* **Goal**
Go through the entries below and copy each line containing the word "PFMEA".

________________

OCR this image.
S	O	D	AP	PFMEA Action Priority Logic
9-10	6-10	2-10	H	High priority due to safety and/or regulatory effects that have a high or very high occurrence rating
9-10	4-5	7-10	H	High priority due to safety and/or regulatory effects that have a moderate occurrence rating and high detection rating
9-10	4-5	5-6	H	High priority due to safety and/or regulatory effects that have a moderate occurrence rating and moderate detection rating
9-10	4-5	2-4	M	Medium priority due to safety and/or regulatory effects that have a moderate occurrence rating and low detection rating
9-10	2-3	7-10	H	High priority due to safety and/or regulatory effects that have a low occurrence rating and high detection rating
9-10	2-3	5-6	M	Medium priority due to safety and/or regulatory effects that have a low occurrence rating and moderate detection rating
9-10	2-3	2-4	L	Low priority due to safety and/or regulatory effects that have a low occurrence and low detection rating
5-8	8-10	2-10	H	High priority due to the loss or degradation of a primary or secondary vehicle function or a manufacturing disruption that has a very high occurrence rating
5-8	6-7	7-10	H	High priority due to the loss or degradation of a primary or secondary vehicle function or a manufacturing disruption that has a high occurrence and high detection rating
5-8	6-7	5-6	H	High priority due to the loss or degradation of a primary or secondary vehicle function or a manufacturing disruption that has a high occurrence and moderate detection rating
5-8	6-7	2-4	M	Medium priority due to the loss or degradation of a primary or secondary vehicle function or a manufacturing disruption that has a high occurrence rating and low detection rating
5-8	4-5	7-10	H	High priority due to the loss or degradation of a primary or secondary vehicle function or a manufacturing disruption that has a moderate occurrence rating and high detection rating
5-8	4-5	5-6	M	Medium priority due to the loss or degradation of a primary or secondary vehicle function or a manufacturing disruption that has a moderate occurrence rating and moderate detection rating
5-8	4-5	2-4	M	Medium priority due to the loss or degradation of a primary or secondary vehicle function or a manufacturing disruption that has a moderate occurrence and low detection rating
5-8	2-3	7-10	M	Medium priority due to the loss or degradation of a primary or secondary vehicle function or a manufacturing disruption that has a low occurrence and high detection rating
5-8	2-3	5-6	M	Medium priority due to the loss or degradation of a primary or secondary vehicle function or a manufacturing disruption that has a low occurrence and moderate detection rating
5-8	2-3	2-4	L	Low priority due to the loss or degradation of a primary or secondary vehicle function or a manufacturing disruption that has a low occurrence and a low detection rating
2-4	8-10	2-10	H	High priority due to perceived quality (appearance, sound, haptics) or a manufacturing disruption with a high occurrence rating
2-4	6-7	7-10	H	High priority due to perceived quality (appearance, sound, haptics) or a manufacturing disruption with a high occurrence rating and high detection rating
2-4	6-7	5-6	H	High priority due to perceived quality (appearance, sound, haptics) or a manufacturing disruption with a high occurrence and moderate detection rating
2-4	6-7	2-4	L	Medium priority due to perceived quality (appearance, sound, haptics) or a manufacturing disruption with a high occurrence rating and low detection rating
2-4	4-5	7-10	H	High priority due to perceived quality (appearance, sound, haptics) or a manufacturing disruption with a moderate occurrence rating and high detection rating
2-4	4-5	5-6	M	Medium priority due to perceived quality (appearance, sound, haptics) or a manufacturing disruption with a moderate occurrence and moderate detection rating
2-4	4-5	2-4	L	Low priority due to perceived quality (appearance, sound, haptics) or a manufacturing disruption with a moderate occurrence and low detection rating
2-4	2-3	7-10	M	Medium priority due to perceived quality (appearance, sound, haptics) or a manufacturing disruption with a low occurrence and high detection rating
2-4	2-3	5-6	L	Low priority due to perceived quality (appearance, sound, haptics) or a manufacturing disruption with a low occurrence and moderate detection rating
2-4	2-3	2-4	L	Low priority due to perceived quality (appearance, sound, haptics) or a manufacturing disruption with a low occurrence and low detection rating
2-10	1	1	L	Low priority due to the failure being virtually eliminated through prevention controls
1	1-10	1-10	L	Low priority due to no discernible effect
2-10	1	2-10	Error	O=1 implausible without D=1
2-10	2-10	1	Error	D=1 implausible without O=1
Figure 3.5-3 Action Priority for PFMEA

________________

* **Output**
S	O	D	AP	PFMEA Action Priority Logic
Figure 3.5-3 Action Priority for PFMEA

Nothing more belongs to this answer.